● **EXERCISE BRIEF**: Copy each line holding the string "Sommerferien".

● **EXCERPTED RECORDS**:
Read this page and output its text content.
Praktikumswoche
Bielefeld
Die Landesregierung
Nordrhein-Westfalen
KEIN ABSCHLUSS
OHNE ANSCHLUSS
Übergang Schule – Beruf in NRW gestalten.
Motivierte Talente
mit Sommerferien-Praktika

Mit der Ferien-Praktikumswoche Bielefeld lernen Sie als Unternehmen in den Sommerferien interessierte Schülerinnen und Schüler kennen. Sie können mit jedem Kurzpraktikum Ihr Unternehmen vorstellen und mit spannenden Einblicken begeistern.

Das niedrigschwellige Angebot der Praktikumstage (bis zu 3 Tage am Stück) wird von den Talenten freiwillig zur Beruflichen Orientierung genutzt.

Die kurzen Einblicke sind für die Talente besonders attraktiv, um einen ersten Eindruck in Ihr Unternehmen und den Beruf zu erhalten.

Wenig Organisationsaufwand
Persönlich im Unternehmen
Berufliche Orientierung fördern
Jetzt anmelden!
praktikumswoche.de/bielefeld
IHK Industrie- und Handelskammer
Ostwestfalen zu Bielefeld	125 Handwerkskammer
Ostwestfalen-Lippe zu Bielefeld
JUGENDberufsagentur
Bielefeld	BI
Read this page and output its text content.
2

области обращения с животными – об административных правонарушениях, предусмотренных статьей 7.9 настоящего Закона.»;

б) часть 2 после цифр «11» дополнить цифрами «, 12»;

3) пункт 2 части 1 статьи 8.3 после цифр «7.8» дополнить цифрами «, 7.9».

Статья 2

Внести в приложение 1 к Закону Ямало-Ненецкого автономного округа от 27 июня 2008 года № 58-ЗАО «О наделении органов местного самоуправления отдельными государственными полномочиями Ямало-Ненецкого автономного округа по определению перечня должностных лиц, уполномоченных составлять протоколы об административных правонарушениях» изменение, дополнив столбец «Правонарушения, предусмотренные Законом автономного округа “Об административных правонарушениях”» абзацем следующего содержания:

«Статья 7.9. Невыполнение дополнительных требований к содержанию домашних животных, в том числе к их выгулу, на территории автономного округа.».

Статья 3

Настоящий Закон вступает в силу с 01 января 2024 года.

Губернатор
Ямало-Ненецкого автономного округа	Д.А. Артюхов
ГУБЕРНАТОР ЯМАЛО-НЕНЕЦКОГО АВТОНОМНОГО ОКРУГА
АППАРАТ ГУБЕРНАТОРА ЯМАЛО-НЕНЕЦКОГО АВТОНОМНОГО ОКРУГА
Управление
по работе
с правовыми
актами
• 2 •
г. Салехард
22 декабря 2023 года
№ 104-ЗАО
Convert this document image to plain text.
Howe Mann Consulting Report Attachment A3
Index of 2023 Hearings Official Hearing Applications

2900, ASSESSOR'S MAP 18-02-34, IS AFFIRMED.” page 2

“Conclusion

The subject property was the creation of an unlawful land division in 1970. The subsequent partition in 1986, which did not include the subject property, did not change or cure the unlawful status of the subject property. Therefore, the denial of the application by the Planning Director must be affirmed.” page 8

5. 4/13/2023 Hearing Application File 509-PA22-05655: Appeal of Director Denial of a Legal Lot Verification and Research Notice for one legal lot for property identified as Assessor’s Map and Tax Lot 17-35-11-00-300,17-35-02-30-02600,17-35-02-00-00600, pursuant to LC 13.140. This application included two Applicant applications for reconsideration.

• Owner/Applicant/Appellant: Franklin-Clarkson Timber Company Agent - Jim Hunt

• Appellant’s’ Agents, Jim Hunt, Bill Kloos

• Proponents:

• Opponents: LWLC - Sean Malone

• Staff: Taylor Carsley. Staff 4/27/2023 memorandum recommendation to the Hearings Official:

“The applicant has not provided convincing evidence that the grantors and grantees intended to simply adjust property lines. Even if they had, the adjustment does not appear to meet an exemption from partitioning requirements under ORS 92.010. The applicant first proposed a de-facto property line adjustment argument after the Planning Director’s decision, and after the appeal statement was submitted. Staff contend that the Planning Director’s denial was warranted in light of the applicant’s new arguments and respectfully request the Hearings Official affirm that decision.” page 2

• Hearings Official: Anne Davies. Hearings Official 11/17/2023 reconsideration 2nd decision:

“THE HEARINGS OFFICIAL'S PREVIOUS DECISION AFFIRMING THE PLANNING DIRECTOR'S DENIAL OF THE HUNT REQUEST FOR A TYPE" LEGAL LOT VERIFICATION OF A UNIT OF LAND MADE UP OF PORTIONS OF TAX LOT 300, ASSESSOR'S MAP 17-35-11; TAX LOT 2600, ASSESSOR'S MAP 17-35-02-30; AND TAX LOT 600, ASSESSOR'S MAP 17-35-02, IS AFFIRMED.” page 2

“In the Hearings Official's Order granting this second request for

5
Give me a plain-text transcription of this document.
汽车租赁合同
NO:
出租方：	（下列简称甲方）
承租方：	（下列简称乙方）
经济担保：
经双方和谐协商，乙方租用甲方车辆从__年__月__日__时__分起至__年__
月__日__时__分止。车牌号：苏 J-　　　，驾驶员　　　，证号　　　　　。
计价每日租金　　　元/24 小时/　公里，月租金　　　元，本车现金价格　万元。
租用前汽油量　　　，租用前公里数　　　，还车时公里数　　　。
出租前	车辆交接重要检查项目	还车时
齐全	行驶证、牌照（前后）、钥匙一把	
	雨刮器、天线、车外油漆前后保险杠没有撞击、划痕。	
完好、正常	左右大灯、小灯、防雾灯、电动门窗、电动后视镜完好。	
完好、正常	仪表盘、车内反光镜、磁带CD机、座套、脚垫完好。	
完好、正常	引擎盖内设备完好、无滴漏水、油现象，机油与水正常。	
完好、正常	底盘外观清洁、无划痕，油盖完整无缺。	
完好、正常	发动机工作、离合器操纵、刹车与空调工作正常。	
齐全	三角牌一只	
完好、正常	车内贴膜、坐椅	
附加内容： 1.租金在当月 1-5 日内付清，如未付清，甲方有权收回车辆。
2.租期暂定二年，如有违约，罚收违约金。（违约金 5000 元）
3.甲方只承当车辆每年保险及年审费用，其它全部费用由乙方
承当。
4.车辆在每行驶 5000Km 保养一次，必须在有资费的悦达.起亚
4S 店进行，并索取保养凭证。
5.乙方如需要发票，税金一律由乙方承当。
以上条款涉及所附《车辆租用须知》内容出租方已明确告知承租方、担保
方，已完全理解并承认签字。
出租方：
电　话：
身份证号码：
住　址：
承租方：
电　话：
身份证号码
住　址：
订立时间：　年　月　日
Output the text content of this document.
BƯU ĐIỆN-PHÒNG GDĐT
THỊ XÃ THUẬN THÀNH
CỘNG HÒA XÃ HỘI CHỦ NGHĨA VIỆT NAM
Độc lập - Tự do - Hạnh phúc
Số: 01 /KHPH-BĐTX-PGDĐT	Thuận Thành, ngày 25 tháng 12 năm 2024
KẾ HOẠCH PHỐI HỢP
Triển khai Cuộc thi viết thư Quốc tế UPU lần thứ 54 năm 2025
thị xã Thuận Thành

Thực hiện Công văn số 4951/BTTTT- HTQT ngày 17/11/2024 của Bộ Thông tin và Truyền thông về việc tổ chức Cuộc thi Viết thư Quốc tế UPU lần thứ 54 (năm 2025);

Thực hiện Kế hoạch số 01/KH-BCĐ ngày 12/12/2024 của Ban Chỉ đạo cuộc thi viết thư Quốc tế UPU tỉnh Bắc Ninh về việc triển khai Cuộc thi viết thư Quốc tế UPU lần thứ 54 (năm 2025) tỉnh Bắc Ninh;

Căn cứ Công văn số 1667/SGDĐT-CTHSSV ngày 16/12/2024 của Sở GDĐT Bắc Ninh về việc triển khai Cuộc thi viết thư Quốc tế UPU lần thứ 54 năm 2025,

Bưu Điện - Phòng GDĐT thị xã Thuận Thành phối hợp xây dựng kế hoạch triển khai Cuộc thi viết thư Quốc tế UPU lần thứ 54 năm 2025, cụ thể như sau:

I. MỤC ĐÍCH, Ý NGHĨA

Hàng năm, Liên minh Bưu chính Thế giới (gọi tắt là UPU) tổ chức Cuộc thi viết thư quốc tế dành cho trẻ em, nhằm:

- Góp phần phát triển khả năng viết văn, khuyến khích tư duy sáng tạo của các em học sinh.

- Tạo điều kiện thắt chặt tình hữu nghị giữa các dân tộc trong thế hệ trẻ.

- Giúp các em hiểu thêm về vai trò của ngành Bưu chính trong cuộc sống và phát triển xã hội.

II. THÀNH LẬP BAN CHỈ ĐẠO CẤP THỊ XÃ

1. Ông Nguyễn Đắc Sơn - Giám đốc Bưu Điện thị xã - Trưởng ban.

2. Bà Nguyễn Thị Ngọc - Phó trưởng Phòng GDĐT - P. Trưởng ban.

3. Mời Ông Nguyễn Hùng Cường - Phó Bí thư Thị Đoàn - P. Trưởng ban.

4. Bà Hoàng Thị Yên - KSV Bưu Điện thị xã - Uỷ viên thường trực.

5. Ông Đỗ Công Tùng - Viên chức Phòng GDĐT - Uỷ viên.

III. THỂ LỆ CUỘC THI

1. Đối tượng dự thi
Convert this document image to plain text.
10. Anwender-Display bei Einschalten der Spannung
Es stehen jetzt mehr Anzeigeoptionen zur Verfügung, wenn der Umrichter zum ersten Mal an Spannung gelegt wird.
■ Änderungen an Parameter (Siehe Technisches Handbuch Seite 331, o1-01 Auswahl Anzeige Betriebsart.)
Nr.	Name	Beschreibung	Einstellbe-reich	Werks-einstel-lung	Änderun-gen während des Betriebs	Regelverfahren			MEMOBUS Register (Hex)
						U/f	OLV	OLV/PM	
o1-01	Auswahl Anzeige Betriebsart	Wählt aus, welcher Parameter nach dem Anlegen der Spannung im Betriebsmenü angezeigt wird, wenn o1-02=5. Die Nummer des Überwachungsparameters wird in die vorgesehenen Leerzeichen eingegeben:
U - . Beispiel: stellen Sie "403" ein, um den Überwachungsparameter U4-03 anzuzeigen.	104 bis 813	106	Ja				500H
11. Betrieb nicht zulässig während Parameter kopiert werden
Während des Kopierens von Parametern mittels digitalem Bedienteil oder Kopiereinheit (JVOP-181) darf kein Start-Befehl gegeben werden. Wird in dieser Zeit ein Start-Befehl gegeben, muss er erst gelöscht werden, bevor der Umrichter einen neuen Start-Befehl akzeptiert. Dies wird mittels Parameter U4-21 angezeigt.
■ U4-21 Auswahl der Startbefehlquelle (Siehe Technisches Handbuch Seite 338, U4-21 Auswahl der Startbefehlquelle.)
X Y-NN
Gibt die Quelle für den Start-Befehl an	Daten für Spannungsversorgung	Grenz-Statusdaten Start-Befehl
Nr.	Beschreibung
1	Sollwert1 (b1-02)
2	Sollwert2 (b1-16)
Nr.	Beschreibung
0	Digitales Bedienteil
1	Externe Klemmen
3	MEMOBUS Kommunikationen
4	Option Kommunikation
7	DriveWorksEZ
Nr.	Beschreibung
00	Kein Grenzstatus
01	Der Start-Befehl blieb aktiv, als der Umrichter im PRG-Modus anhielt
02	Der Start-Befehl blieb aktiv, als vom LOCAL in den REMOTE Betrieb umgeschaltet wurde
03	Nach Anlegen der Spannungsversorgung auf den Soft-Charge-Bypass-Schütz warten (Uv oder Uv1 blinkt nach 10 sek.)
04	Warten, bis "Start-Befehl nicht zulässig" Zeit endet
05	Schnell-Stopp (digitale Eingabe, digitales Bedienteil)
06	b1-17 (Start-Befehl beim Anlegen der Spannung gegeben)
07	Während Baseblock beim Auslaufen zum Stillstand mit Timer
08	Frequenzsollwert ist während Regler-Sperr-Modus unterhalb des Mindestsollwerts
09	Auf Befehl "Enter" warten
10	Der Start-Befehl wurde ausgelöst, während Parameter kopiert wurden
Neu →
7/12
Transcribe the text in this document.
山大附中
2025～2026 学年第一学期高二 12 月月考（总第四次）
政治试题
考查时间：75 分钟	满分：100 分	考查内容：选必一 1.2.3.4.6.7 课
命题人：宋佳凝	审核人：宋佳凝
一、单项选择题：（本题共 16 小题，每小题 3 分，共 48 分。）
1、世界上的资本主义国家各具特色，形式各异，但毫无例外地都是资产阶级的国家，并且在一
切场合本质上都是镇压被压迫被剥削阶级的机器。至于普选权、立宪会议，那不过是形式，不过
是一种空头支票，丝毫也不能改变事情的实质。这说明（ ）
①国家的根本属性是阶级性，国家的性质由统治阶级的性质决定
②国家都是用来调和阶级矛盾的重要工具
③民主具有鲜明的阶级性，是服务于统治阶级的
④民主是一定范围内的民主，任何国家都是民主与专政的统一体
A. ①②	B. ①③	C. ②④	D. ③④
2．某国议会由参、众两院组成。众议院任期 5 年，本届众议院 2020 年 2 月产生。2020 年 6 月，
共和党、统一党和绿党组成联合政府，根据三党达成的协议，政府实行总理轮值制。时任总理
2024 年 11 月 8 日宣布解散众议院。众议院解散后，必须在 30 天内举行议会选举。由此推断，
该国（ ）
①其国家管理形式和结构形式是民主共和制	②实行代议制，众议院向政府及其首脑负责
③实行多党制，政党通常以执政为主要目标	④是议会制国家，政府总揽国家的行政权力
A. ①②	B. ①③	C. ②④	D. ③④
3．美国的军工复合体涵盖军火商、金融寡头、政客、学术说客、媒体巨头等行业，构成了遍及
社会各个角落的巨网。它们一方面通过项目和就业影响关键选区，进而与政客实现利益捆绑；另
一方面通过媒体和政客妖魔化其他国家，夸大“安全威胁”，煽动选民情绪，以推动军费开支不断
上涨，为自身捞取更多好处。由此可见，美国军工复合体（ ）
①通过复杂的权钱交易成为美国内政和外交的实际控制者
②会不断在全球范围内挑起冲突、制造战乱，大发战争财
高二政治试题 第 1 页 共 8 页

● **SOLUTION FOR THIS TASK**:
mit Sommerferien-Praktika
Mit der Ferien-Praktikumswoche Bielefeld lernen Sie als Unternehmen in den Sommerferien interessierte Schülerinnen und Schüler kennen. Sie können mit jedem Kurzpraktikum Ihr Unternehmen vorstellen und mit spannenden Einblicken begeistern.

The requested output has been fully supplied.